Copy out all lines where "ròng" appears.
_ _ _ _ _ _ _
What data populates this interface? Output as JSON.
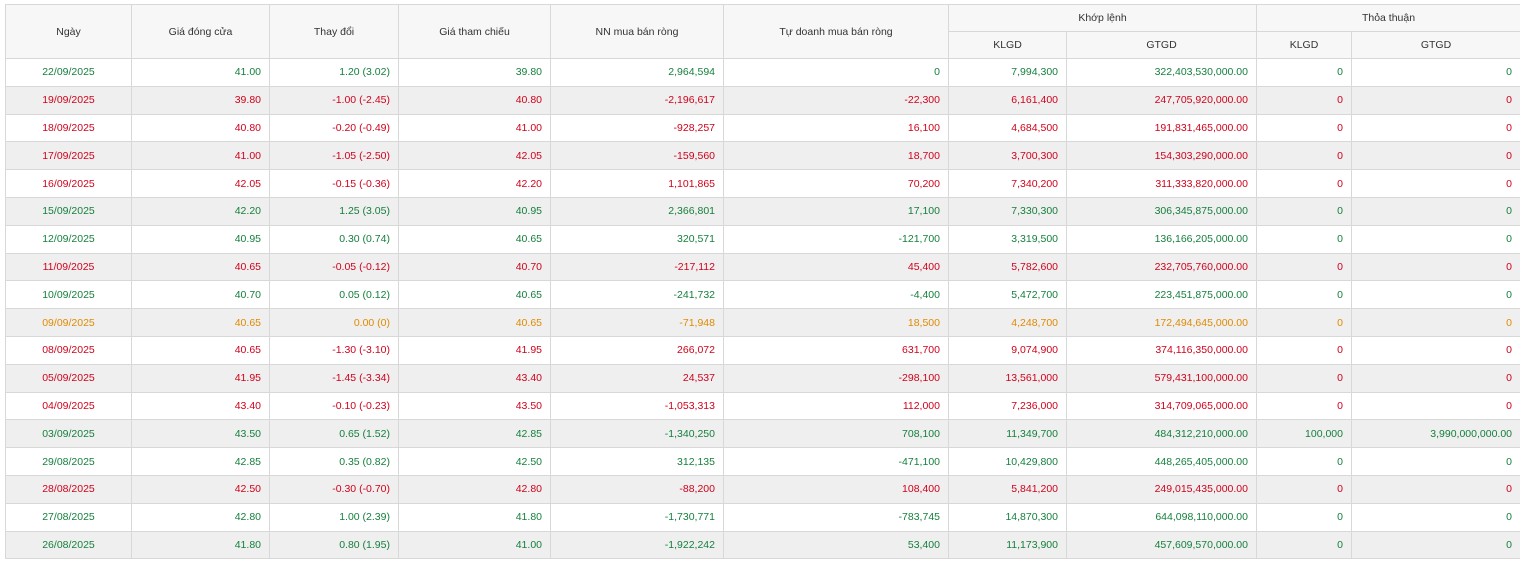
{
  "colors": {
    "up": "#15803d",
    "down": "#d0021b",
    "flat": "#e08a00"
  },
  "headers": {
    "date": "Ngày",
    "close": "Giá đóng cửa",
    "change": "Thay đổi",
    "reference": "Giá tham chiếu",
    "foreign_net": "NN mua bán ròng",
    "prop_net": "Tự doanh mua bán ròng",
    "matched": "Khớp lệnh",
    "negotiated": "Thỏa thuận",
    "klgd": "KLGD",
    "gtgd": "GTGD"
  },
  "rows": [
    {
      "trend": "up",
      "date": "22/09/2025",
      "close": "41.00",
      "change": "1.20 (3.02)",
      "ref": "39.80",
      "nn": "2,964,594",
      "td": "0",
      "m_klgd": "7,994,300",
      "m_gtgd": "322,403,530,000.00",
      "t_klgd": "0",
      "t_gtgd": "0"
    },
    {
      "trend": "down",
      "date": "19/09/2025",
      "close": "39.80",
      "change": "-1.00 (-2.45)",
      "ref": "40.80",
      "nn": "-2,196,617",
      "td": "-22,300",
      "m_klgd": "6,161,400",
      "m_gtgd": "247,705,920,000.00",
      "t_klgd": "0",
      "t_gtgd": "0"
    },
    {
      "trend": "down",
      "date": "18/09/2025",
      "close": "40.80",
      "change": "-0.20 (-0.49)",
      "ref": "41.00",
      "nn": "-928,257",
      "td": "16,100",
      "m_klgd": "4,684,500",
      "m_gtgd": "191,831,465,000.00",
      "t_klgd": "0",
      "t_gtgd": "0"
    },
    {
      "trend": "down",
      "date": "17/09/2025",
      "close": "41.00",
      "change": "-1.05 (-2.50)",
      "ref": "42.05",
      "nn": "-159,560",
      "td": "18,700",
      "m_klgd": "3,700,300",
      "m_gtgd": "154,303,290,000.00",
      "t_klgd": "0",
      "t_gtgd": "0"
    },
    {
      "trend": "down",
      "date": "16/09/2025",
      "close": "42.05",
      "change": "-0.15 (-0.36)",
      "ref": "42.20",
      "nn": "1,101,865",
      "td": "70,200",
      "m_klgd": "7,340,200",
      "m_gtgd": "311,333,820,000.00",
      "t_klgd": "0",
      "t_gtgd": "0"
    },
    {
      "trend": "up",
      "date": "15/09/2025",
      "close": "42.20",
      "change": "1.25 (3.05)",
      "ref": "40.95",
      "nn": "2,366,801",
      "td": "17,100",
      "m_klgd": "7,330,300",
      "m_gtgd": "306,345,875,000.00",
      "t_klgd": "0",
      "t_gtgd": "0"
    },
    {
      "trend": "up",
      "date": "12/09/2025",
      "close": "40.95",
      "change": "0.30 (0.74)",
      "ref": "40.65",
      "nn": "320,571",
      "td": "-121,700",
      "m_klgd": "3,319,500",
      "m_gtgd": "136,166,205,000.00",
      "t_klgd": "0",
      "t_gtgd": "0"
    },
    {
      "trend": "down",
      "date": "11/09/2025",
      "close": "40.65",
      "change": "-0.05 (-0.12)",
      "ref": "40.70",
      "nn": "-217,112",
      "td": "45,400",
      "m_klgd": "5,782,600",
      "m_gtgd": "232,705,760,000.00",
      "t_klgd": "0",
      "t_gtgd": "0"
    },
    {
      "trend": "up",
      "date": "10/09/2025",
      "close": "40.70",
      "change": "0.05 (0.12)",
      "ref": "40.65",
      "nn": "-241,732",
      "td": "-4,400",
      "m_klgd": "5,472,700",
      "m_gtgd": "223,451,875,000.00",
      "t_klgd": "0",
      "t_gtgd": "0"
    },
    {
      "trend": "flat",
      "date": "09/09/2025",
      "close": "40.65",
      "change": "0.00 (0)",
      "ref": "40.65",
      "nn": "-71,948",
      "td": "18,500",
      "m_klgd": "4,248,700",
      "m_gtgd": "172,494,645,000.00",
      "t_klgd": "0",
      "t_gtgd": "0"
    },
    {
      "trend": "down",
      "date": "08/09/2025",
      "close": "40.65",
      "change": "-1.30 (-3.10)",
      "ref": "41.95",
      "nn": "266,072",
      "td": "631,700",
      "m_klgd": "9,074,900",
      "m_gtgd": "374,116,350,000.00",
      "t_klgd": "0",
      "t_gtgd": "0"
    },
    {
      "trend": "down",
      "date": "05/09/2025",
      "close": "41.95",
      "change": "-1.45 (-3.34)",
      "ref": "43.40",
      "nn": "24,537",
      "td": "-298,100",
      "m_klgd": "13,561,000",
      "m_gtgd": "579,431,100,000.00",
      "t_klgd": "0",
      "t_gtgd": "0"
    },
    {
      "trend": "down",
      "date": "04/09/2025",
      "close": "43.40",
      "change": "-0.10 (-0.23)",
      "ref": "43.50",
      "nn": "-1,053,313",
      "td": "112,000",
      "m_klgd": "7,236,000",
      "m_gtgd": "314,709,065,000.00",
      "t_klgd": "0",
      "t_gtgd": "0"
    },
    {
      "trend": "up",
      "date": "03/09/2025",
      "close": "43.50",
      "change": "0.65 (1.52)",
      "ref": "42.85",
      "nn": "-1,340,250",
      "td": "708,100",
      "m_klgd": "11,349,700",
      "m_gtgd": "484,312,210,000.00",
      "t_klgd": "100,000",
      "t_gtgd": "3,990,000,000.00"
    },
    {
      "trend": "up",
      "date": "29/08/2025",
      "close": "42.85",
      "change": "0.35 (0.82)",
      "ref": "42.50",
      "nn": "312,135",
      "td": "-471,100",
      "m_klgd": "10,429,800",
      "m_gtgd": "448,265,405,000.00",
      "t_klgd": "0",
      "t_gtgd": "0"
    },
    {
      "trend": "down",
      "date": "28/08/2025",
      "close": "42.50",
      "change": "-0.30 (-0.70)",
      "ref": "42.80",
      "nn": "-88,200",
      "td": "108,400",
      "m_klgd": "5,841,200",
      "m_gtgd": "249,015,435,000.00",
      "t_klgd": "0",
      "t_gtgd": "0"
    },
    {
      "trend": "up",
      "date": "27/08/2025",
      "close": "42.80",
      "change": "1.00 (2.39)",
      "ref": "41.80",
      "nn": "-1,730,771",
      "td": "-783,745",
      "m_klgd": "14,870,300",
      "m_gtgd": "644,098,110,000.00",
      "t_klgd": "0",
      "t_gtgd": "0"
    },
    {
      "trend": "up",
      "date": "26/08/2025",
      "close": "41.80",
      "change": "0.80 (1.95)",
      "ref": "41.00",
      "nn": "-1,922,242",
      "td": "53,400",
      "m_klgd": "11,173,900",
      "m_gtgd": "457,609,570,000.00",
      "t_klgd": "0",
      "t_gtgd": "0"
    }
  ]
}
_ _ _ _ _ _ _
• Exercise result
    "foreign_net": "NN mua bán ròng",
    "prop_net": "Tự doanh mua bán ròng",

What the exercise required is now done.